* _EXERCISE GOAL_: Lines containing the string "title" are to be collected in full.

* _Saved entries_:
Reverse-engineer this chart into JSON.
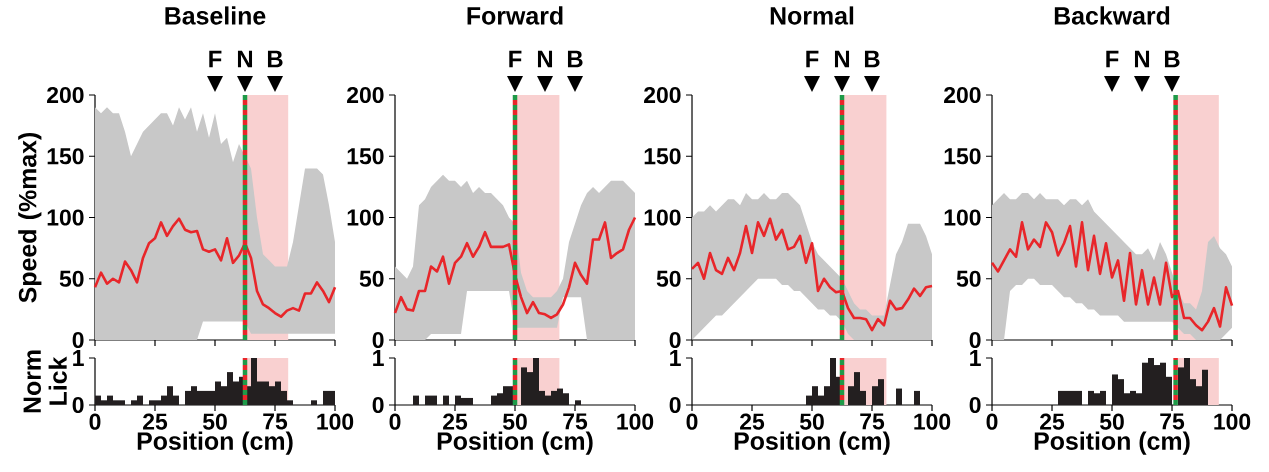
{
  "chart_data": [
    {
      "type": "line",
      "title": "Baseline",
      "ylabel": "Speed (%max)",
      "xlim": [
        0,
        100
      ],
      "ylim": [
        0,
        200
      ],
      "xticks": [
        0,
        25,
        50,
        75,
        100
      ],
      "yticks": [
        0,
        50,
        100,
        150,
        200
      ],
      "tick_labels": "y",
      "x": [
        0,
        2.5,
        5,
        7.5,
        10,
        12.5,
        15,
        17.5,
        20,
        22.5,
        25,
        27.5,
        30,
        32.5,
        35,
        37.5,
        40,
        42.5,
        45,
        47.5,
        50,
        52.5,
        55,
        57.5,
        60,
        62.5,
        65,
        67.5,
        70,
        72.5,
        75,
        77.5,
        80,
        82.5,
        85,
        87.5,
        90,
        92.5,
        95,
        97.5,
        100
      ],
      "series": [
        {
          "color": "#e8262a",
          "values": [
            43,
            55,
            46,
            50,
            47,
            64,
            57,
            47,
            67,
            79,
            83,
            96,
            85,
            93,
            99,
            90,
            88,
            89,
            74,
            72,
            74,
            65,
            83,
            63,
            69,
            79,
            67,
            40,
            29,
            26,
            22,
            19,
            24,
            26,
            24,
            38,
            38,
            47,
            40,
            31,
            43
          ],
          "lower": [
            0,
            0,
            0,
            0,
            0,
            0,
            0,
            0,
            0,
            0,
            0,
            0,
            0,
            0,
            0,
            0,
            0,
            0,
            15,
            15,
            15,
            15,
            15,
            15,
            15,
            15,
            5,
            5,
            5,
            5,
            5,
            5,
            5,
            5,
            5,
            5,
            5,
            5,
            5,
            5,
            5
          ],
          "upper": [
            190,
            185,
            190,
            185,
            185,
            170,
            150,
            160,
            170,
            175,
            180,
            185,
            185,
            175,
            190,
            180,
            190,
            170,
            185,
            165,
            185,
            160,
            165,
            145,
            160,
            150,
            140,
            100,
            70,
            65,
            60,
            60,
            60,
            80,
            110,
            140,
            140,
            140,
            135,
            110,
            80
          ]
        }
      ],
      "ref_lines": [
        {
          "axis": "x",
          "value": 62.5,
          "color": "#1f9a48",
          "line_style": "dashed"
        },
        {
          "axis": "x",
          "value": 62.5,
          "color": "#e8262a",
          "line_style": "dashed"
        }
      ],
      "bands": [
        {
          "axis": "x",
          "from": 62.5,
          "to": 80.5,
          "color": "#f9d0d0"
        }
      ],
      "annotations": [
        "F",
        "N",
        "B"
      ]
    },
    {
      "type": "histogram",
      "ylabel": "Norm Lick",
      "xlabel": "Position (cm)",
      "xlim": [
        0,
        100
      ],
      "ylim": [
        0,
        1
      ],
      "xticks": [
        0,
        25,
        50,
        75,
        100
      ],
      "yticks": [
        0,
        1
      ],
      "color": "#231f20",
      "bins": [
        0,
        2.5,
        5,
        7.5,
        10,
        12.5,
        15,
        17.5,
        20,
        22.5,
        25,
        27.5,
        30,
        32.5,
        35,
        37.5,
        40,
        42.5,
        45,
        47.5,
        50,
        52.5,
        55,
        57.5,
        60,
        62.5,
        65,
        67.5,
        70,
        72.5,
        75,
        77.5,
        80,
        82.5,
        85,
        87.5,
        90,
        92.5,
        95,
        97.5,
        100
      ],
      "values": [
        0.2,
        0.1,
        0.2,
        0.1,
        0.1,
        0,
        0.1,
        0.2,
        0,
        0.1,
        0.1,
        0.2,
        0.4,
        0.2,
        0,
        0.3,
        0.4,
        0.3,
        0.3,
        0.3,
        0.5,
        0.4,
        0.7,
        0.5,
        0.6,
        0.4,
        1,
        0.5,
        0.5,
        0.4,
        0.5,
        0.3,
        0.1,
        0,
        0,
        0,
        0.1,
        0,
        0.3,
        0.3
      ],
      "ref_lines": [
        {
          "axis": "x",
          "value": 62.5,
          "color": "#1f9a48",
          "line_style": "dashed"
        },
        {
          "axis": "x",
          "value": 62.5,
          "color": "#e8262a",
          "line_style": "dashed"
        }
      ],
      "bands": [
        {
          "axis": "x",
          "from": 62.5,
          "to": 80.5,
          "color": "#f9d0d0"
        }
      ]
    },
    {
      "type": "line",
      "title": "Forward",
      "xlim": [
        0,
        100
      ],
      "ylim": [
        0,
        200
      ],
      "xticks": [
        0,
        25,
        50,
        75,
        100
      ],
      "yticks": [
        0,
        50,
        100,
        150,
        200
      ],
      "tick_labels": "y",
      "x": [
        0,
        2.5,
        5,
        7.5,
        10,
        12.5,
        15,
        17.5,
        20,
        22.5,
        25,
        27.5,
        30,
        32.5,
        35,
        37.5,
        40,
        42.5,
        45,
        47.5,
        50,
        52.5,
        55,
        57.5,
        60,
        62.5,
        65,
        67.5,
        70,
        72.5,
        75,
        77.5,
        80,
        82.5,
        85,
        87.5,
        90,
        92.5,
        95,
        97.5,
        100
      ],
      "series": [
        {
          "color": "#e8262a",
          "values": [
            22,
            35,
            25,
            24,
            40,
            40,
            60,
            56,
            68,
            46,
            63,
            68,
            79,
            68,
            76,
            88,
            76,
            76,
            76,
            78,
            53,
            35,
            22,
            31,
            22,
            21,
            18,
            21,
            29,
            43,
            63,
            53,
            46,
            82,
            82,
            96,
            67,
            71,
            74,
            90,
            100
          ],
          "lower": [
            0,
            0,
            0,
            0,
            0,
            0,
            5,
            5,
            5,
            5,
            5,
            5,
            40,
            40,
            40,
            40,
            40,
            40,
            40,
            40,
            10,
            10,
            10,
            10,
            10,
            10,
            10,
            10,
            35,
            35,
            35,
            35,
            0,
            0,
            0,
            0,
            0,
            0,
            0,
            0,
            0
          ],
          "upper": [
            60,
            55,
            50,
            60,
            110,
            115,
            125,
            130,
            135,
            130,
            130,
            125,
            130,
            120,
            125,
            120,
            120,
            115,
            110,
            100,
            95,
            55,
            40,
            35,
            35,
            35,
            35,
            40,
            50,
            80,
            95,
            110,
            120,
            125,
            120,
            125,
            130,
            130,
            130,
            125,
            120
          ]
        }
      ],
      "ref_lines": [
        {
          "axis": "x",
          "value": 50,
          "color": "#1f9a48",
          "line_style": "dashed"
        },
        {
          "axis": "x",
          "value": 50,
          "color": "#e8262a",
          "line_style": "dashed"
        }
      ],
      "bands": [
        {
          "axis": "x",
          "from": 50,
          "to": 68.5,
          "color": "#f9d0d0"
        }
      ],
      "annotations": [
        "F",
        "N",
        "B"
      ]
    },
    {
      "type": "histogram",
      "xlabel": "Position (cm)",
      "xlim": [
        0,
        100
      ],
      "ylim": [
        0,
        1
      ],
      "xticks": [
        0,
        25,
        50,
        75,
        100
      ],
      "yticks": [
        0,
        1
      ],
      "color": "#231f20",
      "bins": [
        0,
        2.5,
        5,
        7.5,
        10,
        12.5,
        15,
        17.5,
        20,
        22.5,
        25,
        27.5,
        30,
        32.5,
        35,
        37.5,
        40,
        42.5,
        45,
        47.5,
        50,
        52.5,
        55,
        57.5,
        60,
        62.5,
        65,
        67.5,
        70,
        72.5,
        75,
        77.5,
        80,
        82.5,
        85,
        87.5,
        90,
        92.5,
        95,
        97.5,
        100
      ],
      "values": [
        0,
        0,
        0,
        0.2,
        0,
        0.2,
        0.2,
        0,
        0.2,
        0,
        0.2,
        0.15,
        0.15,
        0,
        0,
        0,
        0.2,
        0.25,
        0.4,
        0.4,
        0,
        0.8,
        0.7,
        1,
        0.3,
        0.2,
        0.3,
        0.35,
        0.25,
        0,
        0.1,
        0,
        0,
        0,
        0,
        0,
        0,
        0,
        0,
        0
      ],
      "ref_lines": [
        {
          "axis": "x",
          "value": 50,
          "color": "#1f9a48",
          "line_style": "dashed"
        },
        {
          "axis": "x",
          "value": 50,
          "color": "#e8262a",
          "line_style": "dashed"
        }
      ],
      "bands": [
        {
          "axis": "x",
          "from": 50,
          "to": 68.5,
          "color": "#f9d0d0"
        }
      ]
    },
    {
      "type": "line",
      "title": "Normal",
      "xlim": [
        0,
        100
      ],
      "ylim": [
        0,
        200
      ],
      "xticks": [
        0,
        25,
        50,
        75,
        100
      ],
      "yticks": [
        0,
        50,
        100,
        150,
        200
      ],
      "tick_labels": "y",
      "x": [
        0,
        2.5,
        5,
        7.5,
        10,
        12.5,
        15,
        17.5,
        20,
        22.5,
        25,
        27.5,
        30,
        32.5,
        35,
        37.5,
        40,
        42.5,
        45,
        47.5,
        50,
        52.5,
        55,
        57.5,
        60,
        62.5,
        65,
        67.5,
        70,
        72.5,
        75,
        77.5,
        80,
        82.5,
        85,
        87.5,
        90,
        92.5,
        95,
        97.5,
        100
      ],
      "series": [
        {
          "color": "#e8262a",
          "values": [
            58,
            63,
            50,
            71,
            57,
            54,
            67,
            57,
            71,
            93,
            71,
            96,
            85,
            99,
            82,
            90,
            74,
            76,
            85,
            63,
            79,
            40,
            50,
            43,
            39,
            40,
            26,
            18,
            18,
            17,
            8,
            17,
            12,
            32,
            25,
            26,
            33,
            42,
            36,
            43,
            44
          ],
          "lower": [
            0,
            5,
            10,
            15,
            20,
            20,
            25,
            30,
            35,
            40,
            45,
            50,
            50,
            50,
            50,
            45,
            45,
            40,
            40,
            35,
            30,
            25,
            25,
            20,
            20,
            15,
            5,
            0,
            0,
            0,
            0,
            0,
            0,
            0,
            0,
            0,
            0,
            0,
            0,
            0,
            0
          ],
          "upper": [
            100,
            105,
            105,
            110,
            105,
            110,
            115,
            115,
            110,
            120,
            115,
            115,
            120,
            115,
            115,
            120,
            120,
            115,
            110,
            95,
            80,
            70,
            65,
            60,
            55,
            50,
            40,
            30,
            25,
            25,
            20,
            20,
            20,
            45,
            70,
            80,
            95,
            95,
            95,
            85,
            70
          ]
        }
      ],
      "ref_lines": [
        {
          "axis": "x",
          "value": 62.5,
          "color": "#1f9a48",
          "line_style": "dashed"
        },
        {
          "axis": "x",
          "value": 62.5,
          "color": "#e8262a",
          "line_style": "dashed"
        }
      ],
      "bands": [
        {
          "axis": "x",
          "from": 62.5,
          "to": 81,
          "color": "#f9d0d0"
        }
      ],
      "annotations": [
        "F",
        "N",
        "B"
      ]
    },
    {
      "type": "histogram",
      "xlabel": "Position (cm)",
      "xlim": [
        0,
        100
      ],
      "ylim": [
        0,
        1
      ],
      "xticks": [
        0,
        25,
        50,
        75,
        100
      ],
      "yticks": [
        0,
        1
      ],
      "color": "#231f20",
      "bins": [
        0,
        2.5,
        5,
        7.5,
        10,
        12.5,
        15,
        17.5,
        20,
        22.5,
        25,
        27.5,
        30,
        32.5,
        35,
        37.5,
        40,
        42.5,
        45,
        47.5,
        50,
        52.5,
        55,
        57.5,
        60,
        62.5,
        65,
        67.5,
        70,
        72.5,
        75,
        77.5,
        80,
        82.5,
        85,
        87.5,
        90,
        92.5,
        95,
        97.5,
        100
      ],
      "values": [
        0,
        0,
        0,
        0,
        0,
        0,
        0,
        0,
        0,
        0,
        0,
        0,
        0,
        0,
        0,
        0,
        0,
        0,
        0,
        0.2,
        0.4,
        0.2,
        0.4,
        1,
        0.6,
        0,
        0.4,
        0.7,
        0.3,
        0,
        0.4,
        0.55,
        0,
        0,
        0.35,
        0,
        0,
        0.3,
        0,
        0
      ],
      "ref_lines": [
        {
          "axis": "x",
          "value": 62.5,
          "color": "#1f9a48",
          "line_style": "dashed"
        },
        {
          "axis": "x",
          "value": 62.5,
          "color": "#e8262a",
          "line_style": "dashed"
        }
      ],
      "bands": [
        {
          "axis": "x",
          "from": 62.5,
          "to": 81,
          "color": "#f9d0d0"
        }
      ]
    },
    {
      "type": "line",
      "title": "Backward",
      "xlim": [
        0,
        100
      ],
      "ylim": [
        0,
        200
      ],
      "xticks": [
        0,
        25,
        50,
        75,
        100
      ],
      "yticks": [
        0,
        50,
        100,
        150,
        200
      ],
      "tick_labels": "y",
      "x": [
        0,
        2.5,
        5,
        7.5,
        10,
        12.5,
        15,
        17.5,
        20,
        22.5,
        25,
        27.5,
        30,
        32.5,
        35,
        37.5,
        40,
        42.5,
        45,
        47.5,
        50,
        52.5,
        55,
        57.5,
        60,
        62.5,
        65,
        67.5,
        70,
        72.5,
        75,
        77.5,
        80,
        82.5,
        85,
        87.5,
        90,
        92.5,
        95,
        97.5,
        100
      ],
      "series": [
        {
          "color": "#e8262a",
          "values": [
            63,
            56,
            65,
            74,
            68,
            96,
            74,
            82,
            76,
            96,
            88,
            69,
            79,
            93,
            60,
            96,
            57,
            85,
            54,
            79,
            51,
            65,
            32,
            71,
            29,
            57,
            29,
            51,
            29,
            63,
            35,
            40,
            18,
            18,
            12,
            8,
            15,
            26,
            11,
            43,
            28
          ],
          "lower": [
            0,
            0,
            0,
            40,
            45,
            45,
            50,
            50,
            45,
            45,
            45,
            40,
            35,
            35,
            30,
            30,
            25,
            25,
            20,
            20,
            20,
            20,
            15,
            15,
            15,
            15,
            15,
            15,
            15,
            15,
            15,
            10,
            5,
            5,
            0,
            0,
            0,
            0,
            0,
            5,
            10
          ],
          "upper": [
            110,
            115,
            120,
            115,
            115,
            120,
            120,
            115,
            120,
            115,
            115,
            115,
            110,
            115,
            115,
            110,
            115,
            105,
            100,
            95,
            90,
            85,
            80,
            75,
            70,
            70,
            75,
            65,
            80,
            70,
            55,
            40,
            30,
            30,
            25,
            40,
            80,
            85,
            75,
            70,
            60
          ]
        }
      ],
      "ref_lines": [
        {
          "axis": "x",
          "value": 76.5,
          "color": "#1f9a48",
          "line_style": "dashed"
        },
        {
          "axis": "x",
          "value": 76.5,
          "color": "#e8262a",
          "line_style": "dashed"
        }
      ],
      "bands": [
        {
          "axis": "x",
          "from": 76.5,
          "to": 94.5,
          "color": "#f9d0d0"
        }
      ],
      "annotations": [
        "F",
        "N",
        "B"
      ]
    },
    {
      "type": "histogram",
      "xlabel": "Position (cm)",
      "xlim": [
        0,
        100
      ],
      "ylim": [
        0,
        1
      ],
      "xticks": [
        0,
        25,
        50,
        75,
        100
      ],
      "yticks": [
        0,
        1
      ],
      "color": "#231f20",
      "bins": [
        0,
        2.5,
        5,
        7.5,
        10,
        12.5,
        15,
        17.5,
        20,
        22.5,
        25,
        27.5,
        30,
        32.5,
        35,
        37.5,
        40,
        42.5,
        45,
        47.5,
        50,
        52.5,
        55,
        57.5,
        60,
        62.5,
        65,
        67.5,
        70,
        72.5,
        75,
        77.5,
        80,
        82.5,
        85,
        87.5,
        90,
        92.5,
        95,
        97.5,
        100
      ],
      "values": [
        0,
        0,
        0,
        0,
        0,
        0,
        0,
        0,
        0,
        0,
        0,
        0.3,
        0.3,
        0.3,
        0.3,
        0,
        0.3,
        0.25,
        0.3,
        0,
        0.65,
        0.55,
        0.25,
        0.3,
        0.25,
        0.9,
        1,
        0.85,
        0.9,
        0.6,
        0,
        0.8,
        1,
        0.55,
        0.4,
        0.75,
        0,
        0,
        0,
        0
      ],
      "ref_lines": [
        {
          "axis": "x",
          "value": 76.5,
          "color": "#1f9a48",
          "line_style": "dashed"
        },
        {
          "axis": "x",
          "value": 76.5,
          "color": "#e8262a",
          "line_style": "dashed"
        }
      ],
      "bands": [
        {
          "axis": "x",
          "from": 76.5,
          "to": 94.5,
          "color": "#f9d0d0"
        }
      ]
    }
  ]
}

* _RESULT BELOW_:
      "title": "Baseline",
      "title": "Forward",
      "title": "Normal",
      "title": "Backward",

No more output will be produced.